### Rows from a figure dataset
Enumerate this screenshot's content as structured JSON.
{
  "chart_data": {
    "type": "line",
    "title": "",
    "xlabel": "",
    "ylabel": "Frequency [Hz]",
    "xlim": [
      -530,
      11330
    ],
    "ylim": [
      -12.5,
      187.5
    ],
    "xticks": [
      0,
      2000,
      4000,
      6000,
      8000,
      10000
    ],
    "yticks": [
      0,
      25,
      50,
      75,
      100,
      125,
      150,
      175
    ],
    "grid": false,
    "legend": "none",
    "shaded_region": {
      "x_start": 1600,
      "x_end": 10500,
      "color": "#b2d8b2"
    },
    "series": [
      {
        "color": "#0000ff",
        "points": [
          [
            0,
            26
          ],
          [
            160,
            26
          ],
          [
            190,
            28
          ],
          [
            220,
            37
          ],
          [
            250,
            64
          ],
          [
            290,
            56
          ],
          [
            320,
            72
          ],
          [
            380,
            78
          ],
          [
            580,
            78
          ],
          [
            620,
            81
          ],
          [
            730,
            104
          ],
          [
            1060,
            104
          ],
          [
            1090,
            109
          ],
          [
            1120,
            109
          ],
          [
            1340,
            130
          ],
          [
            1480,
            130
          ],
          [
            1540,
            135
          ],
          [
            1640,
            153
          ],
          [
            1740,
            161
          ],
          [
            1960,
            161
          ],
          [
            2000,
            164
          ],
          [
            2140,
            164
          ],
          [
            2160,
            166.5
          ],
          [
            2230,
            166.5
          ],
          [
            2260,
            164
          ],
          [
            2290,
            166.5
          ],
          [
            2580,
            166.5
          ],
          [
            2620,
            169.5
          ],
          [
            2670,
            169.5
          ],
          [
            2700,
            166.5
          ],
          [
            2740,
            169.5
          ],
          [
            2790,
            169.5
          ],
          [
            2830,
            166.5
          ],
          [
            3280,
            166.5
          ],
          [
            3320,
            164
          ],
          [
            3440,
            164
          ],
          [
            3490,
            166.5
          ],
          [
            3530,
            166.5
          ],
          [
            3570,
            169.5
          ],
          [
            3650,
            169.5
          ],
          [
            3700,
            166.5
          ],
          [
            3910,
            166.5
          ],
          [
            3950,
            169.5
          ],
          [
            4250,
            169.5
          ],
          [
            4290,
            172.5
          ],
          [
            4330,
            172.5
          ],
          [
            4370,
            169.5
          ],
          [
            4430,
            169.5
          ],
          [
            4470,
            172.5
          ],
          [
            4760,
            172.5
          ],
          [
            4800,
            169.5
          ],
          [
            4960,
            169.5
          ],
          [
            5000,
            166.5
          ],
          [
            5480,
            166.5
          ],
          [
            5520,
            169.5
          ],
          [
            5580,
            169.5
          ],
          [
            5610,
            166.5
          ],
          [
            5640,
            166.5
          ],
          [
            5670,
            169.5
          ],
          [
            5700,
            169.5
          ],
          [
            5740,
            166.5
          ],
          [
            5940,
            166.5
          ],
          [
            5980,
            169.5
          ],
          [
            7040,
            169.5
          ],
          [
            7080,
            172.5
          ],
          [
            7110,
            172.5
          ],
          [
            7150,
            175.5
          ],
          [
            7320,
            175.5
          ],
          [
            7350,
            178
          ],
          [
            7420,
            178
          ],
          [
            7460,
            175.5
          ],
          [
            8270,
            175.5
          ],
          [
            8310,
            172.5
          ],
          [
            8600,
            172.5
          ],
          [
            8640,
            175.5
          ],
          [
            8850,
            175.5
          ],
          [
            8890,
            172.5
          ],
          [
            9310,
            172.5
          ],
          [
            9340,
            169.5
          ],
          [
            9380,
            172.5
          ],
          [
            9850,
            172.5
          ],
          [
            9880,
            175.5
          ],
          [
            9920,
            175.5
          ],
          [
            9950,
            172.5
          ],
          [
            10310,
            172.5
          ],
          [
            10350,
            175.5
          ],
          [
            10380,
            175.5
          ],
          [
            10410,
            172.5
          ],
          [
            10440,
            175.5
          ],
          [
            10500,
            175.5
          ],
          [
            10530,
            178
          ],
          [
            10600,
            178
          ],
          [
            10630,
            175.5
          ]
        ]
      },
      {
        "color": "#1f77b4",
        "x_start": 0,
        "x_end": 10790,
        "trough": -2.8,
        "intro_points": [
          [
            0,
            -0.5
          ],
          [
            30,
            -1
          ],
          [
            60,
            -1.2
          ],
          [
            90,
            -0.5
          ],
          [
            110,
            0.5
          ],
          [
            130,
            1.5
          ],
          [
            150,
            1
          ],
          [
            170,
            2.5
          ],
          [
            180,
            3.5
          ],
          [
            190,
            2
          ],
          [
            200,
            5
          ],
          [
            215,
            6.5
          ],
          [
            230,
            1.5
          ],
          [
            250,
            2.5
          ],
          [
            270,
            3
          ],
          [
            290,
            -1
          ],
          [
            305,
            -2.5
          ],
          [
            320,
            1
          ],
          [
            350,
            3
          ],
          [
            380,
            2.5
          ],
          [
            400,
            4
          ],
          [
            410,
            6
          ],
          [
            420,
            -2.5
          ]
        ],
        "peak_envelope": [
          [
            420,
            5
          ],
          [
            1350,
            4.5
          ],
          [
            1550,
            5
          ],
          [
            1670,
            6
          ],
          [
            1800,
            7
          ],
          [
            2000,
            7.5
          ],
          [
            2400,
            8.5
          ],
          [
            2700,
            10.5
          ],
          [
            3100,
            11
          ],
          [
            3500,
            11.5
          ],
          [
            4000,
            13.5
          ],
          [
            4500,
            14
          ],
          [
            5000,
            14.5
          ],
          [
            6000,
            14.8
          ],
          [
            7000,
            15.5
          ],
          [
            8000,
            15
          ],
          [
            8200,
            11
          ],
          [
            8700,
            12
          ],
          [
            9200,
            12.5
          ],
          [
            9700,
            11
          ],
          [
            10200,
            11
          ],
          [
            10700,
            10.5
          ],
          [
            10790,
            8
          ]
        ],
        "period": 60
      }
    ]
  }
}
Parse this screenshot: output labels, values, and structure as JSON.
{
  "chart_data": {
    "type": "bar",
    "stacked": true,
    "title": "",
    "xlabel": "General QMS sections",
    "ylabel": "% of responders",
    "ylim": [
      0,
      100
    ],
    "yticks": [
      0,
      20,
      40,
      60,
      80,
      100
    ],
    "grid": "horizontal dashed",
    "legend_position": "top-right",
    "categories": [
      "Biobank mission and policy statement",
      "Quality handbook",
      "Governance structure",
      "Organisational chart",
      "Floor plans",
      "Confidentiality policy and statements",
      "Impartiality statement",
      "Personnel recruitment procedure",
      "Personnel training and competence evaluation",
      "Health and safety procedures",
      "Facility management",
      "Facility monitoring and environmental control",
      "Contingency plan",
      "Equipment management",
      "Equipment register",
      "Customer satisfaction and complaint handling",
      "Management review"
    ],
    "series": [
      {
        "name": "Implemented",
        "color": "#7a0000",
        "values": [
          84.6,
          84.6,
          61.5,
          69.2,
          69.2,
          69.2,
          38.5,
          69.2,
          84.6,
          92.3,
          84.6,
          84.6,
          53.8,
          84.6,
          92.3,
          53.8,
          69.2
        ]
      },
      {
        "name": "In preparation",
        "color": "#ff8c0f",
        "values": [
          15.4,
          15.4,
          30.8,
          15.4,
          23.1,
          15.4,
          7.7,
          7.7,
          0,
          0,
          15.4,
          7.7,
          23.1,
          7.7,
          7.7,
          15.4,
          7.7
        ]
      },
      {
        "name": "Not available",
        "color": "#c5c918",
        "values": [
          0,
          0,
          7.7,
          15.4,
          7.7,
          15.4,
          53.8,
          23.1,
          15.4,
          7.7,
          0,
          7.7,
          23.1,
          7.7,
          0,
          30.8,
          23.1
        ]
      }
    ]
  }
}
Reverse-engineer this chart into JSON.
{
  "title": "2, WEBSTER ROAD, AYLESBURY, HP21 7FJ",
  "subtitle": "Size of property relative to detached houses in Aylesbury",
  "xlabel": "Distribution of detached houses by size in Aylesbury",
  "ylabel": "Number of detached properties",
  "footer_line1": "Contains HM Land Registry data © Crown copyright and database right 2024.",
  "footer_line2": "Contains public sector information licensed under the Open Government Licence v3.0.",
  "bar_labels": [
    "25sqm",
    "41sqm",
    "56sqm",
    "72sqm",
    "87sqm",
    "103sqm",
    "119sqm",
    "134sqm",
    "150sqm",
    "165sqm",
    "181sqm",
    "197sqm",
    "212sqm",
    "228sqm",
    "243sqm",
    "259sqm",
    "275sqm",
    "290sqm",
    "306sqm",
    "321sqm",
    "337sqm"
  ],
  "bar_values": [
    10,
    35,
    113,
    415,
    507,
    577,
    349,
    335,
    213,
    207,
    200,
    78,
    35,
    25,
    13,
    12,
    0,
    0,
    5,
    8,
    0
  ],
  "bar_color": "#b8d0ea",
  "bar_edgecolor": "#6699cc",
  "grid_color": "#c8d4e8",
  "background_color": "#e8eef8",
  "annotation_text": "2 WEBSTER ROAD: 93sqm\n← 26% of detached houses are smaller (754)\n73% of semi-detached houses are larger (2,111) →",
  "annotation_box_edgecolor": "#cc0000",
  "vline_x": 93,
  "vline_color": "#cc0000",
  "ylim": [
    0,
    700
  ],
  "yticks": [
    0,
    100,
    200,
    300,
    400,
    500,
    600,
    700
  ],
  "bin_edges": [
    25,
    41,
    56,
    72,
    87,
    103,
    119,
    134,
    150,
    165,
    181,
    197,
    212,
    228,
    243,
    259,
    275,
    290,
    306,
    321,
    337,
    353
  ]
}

### WHAT IS NEEDED
Reply with the number of lines in the material above that contain "Equipment", and nothing more.

### TASK OUTPUT
2